## Task description
Word for word, restate the data that follows, omitting the images.

Document page transcription items:
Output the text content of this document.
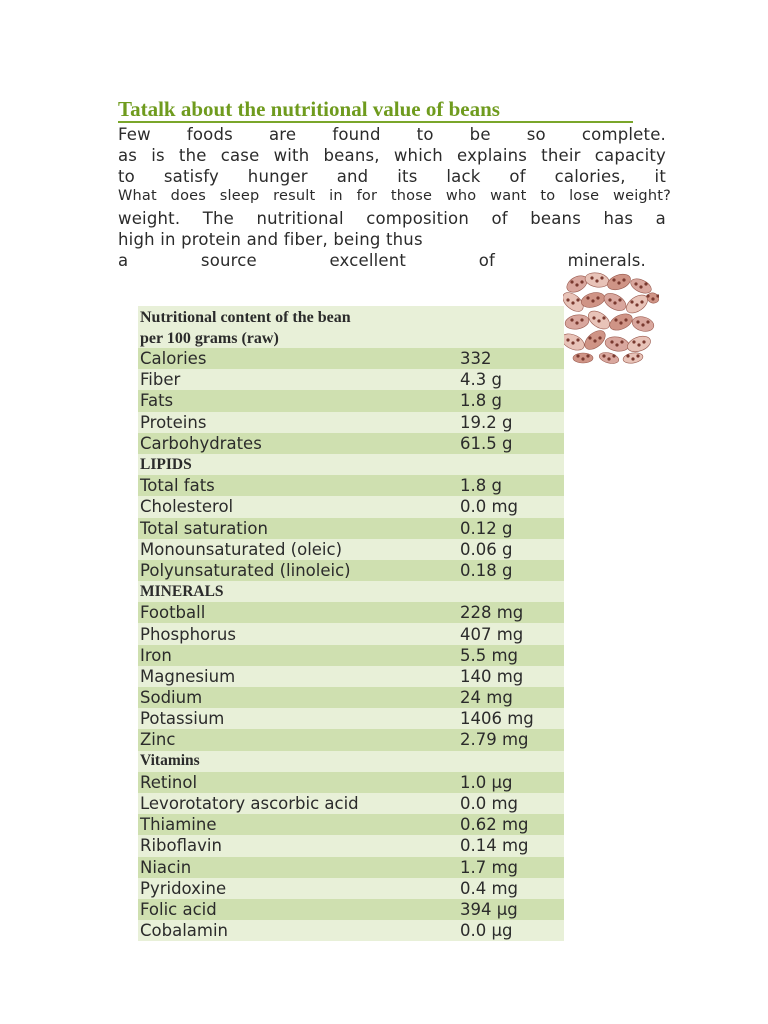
Tatalk about the nutritional value of beans
Few foods are found to be so complete.
as is the case with beans, which explains their capacity
to satisfy hunger and its lack of calories, it
What does sleep result in for those who want to lose weight?
weight. The nutritional composition of beans has a
high in protein and fiber, being thus
a	source	excellent	of	minerals.
Nutritional content of the bean
per 100 grams (raw)
Calories	332
Fiber	4.3 g
Fats	1.8 g
Proteins	19.2 g
Carbohydrates	61.5 g
LIPIDS
Total fats	1.8 g
Cholesterol	0.0 mg
Total saturation	0.12 g
Monounsaturated (oleic)	0.06 g
Polyunsaturated (linoleic)	0.18 g
MINERALS
Football	228 mg
Phosphorus	407 mg
Iron	5.5 mg
Magnesium	140 mg
Sodium	24 mg
Potassium	1406 mg
Zinc	2.79 mg
Vitamins
Retinol	1.0 µg
Levorotatory ascorbic acid	0.0 mg
Thiamine	0.62 mg
Riboflavin	0.14 mg
Niacin	1.7 mg
Pyridoxine	0.4 mg
Folic acid	394 µg
Cobalamin	0.0 µg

## Result below
Output the text content of this document.
Tatalk about the nutritional value of beans
Few foods are found to be so complete.
as is the case with beans, which explains their capacity
to satisfy hunger and its lack of calories, it
What does sleep result in for those who want to lose weight?
weight. The nutritional composition of beans has a
high in protein and fiber, being thus
a	source	excellent	of	minerals.
Nutritional content of the bean
per 100 grams (raw)
Calories	332
Fiber	4.3 g
Fats	1.8 g
Proteins	19.2 g
Carbohydrates	61.5 g
LIPIDS
Total fats	1.8 g
Cholesterol	0.0 mg
Total saturation	0.12 g
Monounsaturated (oleic)	0.06 g
Polyunsaturated (linoleic)	0.18 g
MINERALS
Football	228 mg
Phosphorus	407 mg
Iron	5.5 mg
Magnesium	140 mg
Sodium	24 mg
Potassium	1406 mg
Zinc	2.79 mg
Vitamins
Retinol	1.0 µg
Levorotatory ascorbic acid	0.0 mg
Thiamine	0.62 mg
Riboflavin	0.14 mg
Niacin	1.7 mg
Pyridoxine	0.4 mg
Folic acid	394 µg
Cobalamin	0.0 µg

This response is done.